■ DATA ENTRIES ■
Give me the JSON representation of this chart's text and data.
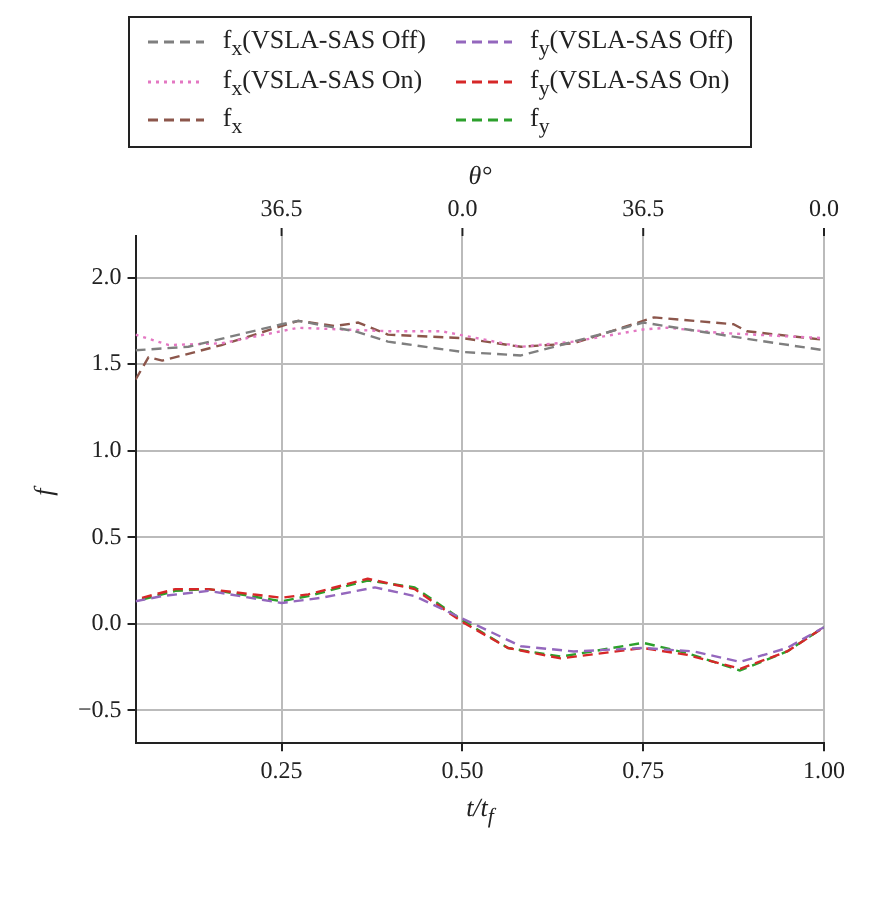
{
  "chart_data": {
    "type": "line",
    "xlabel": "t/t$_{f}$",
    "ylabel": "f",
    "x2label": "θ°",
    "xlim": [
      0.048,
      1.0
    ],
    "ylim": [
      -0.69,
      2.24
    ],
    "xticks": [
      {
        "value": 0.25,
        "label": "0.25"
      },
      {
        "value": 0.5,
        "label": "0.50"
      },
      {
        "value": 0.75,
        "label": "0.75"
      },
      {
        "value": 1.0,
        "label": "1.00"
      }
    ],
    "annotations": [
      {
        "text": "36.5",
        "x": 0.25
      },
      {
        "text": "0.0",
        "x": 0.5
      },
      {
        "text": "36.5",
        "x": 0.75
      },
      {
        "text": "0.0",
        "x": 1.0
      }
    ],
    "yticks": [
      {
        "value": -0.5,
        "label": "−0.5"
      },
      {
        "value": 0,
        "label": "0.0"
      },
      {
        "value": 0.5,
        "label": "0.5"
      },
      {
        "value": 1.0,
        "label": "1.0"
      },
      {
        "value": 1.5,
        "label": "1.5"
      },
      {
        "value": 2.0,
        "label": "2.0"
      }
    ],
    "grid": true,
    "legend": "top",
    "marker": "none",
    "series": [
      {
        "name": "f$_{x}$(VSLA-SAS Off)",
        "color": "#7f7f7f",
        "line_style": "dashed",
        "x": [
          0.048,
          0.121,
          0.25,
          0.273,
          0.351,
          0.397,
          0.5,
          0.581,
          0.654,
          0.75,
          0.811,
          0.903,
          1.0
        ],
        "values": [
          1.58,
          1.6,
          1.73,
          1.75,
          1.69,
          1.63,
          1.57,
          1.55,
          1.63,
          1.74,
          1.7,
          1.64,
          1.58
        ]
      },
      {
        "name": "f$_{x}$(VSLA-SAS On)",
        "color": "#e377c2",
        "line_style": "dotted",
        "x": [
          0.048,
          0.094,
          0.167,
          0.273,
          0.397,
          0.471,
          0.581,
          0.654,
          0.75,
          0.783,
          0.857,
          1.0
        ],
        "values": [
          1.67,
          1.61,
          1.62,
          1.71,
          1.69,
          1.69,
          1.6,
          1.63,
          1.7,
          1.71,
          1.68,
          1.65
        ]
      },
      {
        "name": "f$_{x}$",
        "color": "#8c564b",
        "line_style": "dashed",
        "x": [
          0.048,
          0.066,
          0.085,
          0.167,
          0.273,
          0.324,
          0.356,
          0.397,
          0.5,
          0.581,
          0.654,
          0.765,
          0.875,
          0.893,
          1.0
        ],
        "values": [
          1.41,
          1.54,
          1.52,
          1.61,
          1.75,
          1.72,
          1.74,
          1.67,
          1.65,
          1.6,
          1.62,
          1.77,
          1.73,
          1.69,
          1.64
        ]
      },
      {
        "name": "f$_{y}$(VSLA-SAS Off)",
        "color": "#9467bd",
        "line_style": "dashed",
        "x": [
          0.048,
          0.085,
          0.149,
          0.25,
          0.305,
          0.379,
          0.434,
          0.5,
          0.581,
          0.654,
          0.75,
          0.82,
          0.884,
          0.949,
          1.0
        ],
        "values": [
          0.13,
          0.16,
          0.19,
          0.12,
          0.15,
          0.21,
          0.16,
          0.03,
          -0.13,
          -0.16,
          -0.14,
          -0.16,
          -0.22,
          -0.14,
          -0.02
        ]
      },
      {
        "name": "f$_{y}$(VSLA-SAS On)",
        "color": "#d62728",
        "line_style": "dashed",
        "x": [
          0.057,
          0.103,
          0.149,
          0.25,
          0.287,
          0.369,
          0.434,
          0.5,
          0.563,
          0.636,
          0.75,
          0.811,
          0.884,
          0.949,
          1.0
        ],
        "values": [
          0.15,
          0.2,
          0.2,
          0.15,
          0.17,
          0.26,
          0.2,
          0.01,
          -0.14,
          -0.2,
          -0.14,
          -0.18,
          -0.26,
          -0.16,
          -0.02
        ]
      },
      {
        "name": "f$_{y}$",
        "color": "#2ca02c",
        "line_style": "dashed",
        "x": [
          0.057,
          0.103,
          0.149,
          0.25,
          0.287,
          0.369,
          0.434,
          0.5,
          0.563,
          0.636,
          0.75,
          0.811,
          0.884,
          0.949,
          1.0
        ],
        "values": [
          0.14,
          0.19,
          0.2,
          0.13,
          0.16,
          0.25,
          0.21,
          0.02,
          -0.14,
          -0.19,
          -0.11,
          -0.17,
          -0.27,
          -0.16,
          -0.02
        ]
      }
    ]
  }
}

■ WHAT YOU SHOULD DO ■
Print the listing above in full, exactly as written. Omit any pictures.

■ EXPECTED ANSWER ■
Give me the JSON representation of this chart's text and data.
{
  "chart_data": {
    "type": "line",
    "xlabel": "t/t$_{f}$",
    "ylabel": "f",
    "x2label": "θ°",
    "xlim": [
      0.048,
      1.0
    ],
    "ylim": [
      -0.69,
      2.24
    ],
    "xticks": [
      {
        "value": 0.25,
        "label": "0.25"
      },
      {
        "value": 0.5,
        "label": "0.50"
      },
      {
        "value": 0.75,
        "label": "0.75"
      },
      {
        "value": 1.0,
        "label": "1.00"
      }
    ],
    "annotations": [
      {
        "text": "36.5",
        "x": 0.25
      },
      {
        "text": "0.0",
        "x": 0.5
      },
      {
        "text": "36.5",
        "x": 0.75
      },
      {
        "text": "0.0",
        "x": 1.0
      }
    ],
    "yticks": [
      {
        "value": -0.5,
        "label": "−0.5"
      },
      {
        "value": 0,
        "label": "0.0"
      },
      {
        "value": 0.5,
        "label": "0.5"
      },
      {
        "value": 1.0,
        "label": "1.0"
      },
      {
        "value": 1.5,
        "label": "1.5"
      },
      {
        "value": 2.0,
        "label": "2.0"
      }
    ],
    "grid": true,
    "legend": "top",
    "marker": "none",
    "series": [
      {
        "name": "f$_{x}$(VSLA-SAS Off)",
        "color": "#7f7f7f",
        "line_style": "dashed",
        "x": [
          0.048,
          0.121,
          0.25,
          0.273,
          0.351,
          0.397,
          0.5,
          0.581,
          0.654,
          0.75,
          0.811,
          0.903,
          1.0
        ],
        "values": [
          1.58,
          1.6,
          1.73,
          1.75,
          1.69,
          1.63,
          1.57,
          1.55,
          1.63,
          1.74,
          1.7,
          1.64,
          1.58
        ]
      },
      {
        "name": "f$_{x}$(VSLA-SAS On)",
        "color": "#e377c2",
        "line_style": "dotted",
        "x": [
          0.048,
          0.094,
          0.167,
          0.273,
          0.397,
          0.471,
          0.581,
          0.654,
          0.75,
          0.783,
          0.857,
          1.0
        ],
        "values": [
          1.67,
          1.61,
          1.62,
          1.71,
          1.69,
          1.69,
          1.6,
          1.63,
          1.7,
          1.71,
          1.68,
          1.65
        ]
      },
      {
        "name": "f$_{x}$",
        "color": "#8c564b",
        "line_style": "dashed",
        "x": [
          0.048,
          0.066,
          0.085,
          0.167,
          0.273,
          0.324,
          0.356,
          0.397,
          0.5,
          0.581,
          0.654,
          0.765,
          0.875,
          0.893,
          1.0
        ],
        "values": [
          1.41,
          1.54,
          1.52,
          1.61,
          1.75,
          1.72,
          1.74,
          1.67,
          1.65,
          1.6,
          1.62,
          1.77,
          1.73,
          1.69,
          1.64
        ]
      },
      {
        "name": "f$_{y}$(VSLA-SAS Off)",
        "color": "#9467bd",
        "line_style": "dashed",
        "x": [
          0.048,
          0.085,
          0.149,
          0.25,
          0.305,
          0.379,
          0.434,
          0.5,
          0.581,
          0.654,
          0.75,
          0.82,
          0.884,
          0.949,
          1.0
        ],
        "values": [
          0.13,
          0.16,
          0.19,
          0.12,
          0.15,
          0.21,
          0.16,
          0.03,
          -0.13,
          -0.16,
          -0.14,
          -0.16,
          -0.22,
          -0.14,
          -0.02
        ]
      },
      {
        "name": "f$_{y}$(VSLA-SAS On)",
        "color": "#d62728",
        "line_style": "dashed",
        "x": [
          0.057,
          0.103,
          0.149,
          0.25,
          0.287,
          0.369,
          0.434,
          0.5,
          0.563,
          0.636,
          0.75,
          0.811,
          0.884,
          0.949,
          1.0
        ],
        "values": [
          0.15,
          0.2,
          0.2,
          0.15,
          0.17,
          0.26,
          0.2,
          0.01,
          -0.14,
          -0.2,
          -0.14,
          -0.18,
          -0.26,
          -0.16,
          -0.02
        ]
      },
      {
        "name": "f$_{y}$",
        "color": "#2ca02c",
        "line_style": "dashed",
        "x": [
          0.057,
          0.103,
          0.149,
          0.25,
          0.287,
          0.369,
          0.434,
          0.5,
          0.563,
          0.636,
          0.75,
          0.811,
          0.884,
          0.949,
          1.0
        ],
        "values": [
          0.14,
          0.19,
          0.2,
          0.13,
          0.16,
          0.25,
          0.21,
          0.02,
          -0.14,
          -0.19,
          -0.11,
          -0.17,
          -0.27,
          -0.16,
          -0.02
        ]
      }
    ]
  }
}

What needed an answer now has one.